===== RECORDS FOR THIS TASK =====
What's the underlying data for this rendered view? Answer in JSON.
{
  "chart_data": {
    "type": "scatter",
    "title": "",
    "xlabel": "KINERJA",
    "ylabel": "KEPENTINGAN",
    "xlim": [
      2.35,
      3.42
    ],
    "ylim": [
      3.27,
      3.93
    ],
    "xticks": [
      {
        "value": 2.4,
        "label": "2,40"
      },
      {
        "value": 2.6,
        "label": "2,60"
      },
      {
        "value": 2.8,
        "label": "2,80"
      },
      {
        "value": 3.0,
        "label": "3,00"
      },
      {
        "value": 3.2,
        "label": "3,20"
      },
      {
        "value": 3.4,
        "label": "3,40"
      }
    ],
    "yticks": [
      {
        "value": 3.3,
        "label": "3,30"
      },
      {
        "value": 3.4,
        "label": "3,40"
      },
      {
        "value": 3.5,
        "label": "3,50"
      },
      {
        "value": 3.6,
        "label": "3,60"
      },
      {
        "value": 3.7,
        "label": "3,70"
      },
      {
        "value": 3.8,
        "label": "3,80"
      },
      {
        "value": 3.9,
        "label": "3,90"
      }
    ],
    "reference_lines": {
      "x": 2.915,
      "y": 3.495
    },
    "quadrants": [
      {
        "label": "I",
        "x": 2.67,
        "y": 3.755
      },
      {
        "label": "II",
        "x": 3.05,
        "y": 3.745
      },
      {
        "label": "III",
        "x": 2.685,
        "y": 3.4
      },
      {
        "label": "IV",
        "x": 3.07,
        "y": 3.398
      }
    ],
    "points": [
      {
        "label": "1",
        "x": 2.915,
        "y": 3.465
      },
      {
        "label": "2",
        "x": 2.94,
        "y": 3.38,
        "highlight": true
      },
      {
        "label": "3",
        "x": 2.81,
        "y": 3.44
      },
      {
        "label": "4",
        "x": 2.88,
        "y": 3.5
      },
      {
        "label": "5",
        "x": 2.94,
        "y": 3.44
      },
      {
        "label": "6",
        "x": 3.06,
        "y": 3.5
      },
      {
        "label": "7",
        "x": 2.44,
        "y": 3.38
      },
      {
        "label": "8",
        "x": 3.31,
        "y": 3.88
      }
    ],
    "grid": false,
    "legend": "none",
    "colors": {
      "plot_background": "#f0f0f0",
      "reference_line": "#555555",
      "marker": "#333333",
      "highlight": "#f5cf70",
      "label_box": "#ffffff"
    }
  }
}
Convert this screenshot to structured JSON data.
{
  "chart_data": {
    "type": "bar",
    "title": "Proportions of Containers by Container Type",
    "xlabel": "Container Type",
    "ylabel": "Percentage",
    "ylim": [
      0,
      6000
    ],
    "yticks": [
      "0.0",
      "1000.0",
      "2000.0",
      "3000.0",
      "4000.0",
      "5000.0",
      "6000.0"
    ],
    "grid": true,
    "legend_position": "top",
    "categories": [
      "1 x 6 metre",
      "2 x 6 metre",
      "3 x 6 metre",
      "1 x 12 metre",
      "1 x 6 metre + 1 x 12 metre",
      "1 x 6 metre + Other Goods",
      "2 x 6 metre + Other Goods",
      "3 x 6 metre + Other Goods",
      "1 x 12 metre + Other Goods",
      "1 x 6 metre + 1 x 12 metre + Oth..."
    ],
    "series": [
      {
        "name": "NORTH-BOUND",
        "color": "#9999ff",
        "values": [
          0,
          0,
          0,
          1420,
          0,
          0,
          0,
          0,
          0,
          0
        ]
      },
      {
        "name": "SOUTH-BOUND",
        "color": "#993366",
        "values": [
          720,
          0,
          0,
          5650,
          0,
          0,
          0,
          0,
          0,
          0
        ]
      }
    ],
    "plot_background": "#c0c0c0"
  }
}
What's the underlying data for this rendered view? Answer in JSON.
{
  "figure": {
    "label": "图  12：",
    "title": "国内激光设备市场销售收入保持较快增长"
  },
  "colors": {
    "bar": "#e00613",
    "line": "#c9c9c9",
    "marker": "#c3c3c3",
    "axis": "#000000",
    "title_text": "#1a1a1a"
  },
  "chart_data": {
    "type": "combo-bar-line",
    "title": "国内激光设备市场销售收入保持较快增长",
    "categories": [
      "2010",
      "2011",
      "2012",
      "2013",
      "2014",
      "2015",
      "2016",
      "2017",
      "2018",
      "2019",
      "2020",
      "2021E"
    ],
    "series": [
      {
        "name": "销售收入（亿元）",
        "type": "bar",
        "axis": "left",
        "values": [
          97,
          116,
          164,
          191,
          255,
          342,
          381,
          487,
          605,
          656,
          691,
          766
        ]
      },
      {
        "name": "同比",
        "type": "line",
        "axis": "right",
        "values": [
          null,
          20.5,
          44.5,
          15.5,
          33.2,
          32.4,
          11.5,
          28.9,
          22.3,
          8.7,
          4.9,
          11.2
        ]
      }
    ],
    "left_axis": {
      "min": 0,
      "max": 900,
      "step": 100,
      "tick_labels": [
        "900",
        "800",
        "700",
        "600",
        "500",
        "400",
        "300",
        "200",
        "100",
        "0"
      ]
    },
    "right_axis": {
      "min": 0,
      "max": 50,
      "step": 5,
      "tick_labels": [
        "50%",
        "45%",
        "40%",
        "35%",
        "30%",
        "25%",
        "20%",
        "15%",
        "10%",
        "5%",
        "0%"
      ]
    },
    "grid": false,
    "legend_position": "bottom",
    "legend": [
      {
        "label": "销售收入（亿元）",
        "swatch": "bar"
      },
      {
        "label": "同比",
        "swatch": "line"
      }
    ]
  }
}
=====
WHAT YOU ARE ASKED TO DO
Reproduce every line of the material above exactly.

RESULT
What's the underlying data for this rendered view? Answer in JSON.
{
  "chart_data": {
    "type": "scatter",
    "title": "",
    "xlabel": "KINERJA",
    "ylabel": "KEPENTINGAN",
    "xlim": [
      2.35,
      3.42
    ],
    "ylim": [
      3.27,
      3.93
    ],
    "xticks": [
      {
        "value": 2.4,
        "label": "2,40"
      },
      {
        "value": 2.6,
        "label": "2,60"
      },
      {
        "value": 2.8,
        "label": "2,80"
      },
      {
        "value": 3.0,
        "label": "3,00"
      },
      {
        "value": 3.2,
        "label": "3,20"
      },
      {
        "value": 3.4,
        "label": "3,40"
      }
    ],
    "yticks": [
      {
        "value": 3.3,
        "label": "3,30"
      },
      {
        "value": 3.4,
        "label": "3,40"
      },
      {
        "value": 3.5,
        "label": "3,50"
      },
      {
        "value": 3.6,
        "label": "3,60"
      },
      {
        "value": 3.7,
        "label": "3,70"
      },
      {
        "value": 3.8,
        "label": "3,80"
      },
      {
        "value": 3.9,
        "label": "3,90"
      }
    ],
    "reference_lines": {
      "x": 2.915,
      "y": 3.495
    },
    "quadrants": [
      {
        "label": "I",
        "x": 2.67,
        "y": 3.755
      },
      {
        "label": "II",
        "x": 3.05,
        "y": 3.745
      },
      {
        "label": "III",
        "x": 2.685,
        "y": 3.4
      },
      {
        "label": "IV",
        "x": 3.07,
        "y": 3.398
      }
    ],
    "points": [
      {
        "label": "1",
        "x": 2.915,
        "y": 3.465
      },
      {
        "label": "2",
        "x": 2.94,
        "y": 3.38,
        "highlight": true
      },
      {
        "label": "3",
        "x": 2.81,
        "y": 3.44
      },
      {
        "label": "4",
        "x": 2.88,
        "y": 3.5
      },
      {
        "label": "5",
        "x": 2.94,
        "y": 3.44
      },
      {
        "label": "6",
        "x": 3.06,
        "y": 3.5
      },
      {
        "label": "7",
        "x": 2.44,
        "y": 3.38
      },
      {
        "label": "8",
        "x": 3.31,
        "y": 3.88
      }
    ],
    "grid": false,
    "legend": "none",
    "colors": {
      "plot_background": "#f0f0f0",
      "reference_line": "#555555",
      "marker": "#333333",
      "highlight": "#f5cf70",
      "label_box": "#ffffff"
    }
  }
}
Convert this screenshot to structured JSON data.
{
  "chart_data": {
    "type": "bar",
    "title": "Proportions of Containers by Container Type",
    "xlabel": "Container Type",
    "ylabel": "Percentage",
    "ylim": [
      0,
      6000
    ],
    "yticks": [
      "0.0",
      "1000.0",
      "2000.0",
      "3000.0",
      "4000.0",
      "5000.0",
      "6000.0"
    ],
    "grid": true,
    "legend_position": "top",
    "categories": [
      "1 x 6 metre",
      "2 x 6 metre",
      "3 x 6 metre",
      "1 x 12 metre",
      "1 x 6 metre + 1 x 12 metre",
      "1 x 6 metre + Other Goods",
      "2 x 6 metre + Other Goods",
      "3 x 6 metre + Other Goods",
      "1 x 12 metre + Other Goods",
      "1 x 6 metre + 1 x 12 metre + Oth..."
    ],
    "series": [
      {
        "name": "NORTH-BOUND",
        "color": "#9999ff",
        "values": [
          0,
          0,
          0,
          1420,
          0,
          0,
          0,
          0,
          0,
          0
        ]
      },
      {
        "name": "SOUTH-BOUND",
        "color": "#993366",
        "values": [
          720,
          0,
          0,
          5650,
          0,
          0,
          0,
          0,
          0,
          0
        ]
      }
    ],
    "plot_background": "#c0c0c0"
  }
}
What's the underlying data for this rendered view? Answer in JSON.
{
  "figure": {
    "label": "图  12：",
    "title": "国内激光设备市场销售收入保持较快增长"
  },
  "colors": {
    "bar": "#e00613",
    "line": "#c9c9c9",
    "marker": "#c3c3c3",
    "axis": "#000000",
    "title_text": "#1a1a1a"
  },
  "chart_data": {
    "type": "combo-bar-line",
    "title": "国内激光设备市场销售收入保持较快增长",
    "categories": [
      "2010",
      "2011",
      "2012",
      "2013",
      "2014",
      "2015",
      "2016",
      "2017",
      "2018",
      "2019",
      "2020",
      "2021E"
    ],
    "series": [
      {
        "name": "销售收入（亿元）",
        "type": "bar",
        "axis": "left",
        "values": [
          97,
          116,
          164,
          191,
          255,
          342,
          381,
          487,
          605,
          656,
          691,
          766
        ]
      },
      {
        "name": "同比",
        "type": "line",
        "axis": "right",
        "values": [
          null,
          20.5,
          44.5,
          15.5,
          33.2,
          32.4,
          11.5,
          28.9,
          22.3,
          8.7,
          4.9,
          11.2
        ]
      }
    ],
    "left_axis": {
      "min": 0,
      "max": 900,
      "step": 100,
      "tick_labels": [
        "900",
        "800",
        "700",
        "600",
        "500",
        "400",
        "300",
        "200",
        "100",
        "0"
      ]
    },
    "right_axis": {
      "min": 0,
      "max": 50,
      "step": 5,
      "tick_labels": [
        "50%",
        "45%",
        "40%",
        "35%",
        "30%",
        "25%",
        "20%",
        "15%",
        "10%",
        "5%",
        "0%"
      ]
    },
    "grid": false,
    "legend_position": "bottom",
    "legend": [
      {
        "label": "销售收入（亿元）",
        "swatch": "bar"
      },
      {
        "label": "同比",
        "swatch": "line"
      }
    ]
  }
}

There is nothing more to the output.